**What is being asked**
Pick out each line in these entries that contains the string "value".

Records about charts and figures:
begin
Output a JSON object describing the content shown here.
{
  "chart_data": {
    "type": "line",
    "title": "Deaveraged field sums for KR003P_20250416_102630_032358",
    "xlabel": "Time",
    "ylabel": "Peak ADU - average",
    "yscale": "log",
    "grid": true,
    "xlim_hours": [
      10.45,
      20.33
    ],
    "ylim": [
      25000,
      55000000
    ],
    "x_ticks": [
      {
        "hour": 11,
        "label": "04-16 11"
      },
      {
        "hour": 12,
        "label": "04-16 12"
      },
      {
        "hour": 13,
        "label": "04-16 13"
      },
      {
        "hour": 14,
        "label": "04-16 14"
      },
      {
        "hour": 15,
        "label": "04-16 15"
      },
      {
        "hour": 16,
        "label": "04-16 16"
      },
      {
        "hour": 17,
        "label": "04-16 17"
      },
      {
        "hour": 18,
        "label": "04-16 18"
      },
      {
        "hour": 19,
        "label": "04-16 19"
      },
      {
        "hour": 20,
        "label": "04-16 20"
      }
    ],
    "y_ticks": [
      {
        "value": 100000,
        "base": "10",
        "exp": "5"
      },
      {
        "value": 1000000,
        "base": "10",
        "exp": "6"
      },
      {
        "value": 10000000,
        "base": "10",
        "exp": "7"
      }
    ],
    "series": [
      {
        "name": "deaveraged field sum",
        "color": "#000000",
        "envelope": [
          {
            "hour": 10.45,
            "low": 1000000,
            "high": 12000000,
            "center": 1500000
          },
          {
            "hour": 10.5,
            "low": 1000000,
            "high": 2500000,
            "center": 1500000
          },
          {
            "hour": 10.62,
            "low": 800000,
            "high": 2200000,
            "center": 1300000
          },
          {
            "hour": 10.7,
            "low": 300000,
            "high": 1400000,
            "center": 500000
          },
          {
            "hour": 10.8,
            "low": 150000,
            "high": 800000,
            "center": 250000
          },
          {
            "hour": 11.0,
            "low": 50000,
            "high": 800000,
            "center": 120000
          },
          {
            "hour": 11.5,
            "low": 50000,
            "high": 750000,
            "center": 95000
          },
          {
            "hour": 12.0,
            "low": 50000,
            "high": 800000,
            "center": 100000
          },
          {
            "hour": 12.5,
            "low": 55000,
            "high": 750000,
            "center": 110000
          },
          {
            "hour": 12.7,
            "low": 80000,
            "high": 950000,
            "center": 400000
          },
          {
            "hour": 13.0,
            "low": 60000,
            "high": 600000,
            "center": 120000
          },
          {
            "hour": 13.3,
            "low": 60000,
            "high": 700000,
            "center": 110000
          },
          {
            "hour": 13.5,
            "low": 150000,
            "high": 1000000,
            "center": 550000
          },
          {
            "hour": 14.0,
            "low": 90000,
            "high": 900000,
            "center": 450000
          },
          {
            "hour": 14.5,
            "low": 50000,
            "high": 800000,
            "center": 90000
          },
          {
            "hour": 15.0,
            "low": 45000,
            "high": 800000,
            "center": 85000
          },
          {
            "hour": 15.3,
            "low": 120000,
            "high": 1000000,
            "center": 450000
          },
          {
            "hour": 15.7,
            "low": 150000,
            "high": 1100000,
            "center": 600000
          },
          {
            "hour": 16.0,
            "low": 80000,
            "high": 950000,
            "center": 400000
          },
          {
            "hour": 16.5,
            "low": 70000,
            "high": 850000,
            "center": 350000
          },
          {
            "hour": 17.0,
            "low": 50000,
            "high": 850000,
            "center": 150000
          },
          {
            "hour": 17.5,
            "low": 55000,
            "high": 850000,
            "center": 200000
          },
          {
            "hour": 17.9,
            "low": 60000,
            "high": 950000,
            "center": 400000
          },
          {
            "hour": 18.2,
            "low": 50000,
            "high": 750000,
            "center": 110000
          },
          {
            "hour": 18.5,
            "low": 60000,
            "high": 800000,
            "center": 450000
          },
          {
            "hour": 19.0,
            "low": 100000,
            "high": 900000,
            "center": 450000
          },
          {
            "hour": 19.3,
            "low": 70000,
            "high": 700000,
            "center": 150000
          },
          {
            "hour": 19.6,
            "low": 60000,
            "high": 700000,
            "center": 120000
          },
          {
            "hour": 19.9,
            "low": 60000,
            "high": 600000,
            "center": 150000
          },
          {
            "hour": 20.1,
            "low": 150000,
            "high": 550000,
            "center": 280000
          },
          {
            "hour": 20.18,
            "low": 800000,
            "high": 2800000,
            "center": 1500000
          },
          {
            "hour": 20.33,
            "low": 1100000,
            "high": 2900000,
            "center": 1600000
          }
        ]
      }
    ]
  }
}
end
**Expected answer**
        "value": 100000,
        "value": 1000000,
        "value": 10000000,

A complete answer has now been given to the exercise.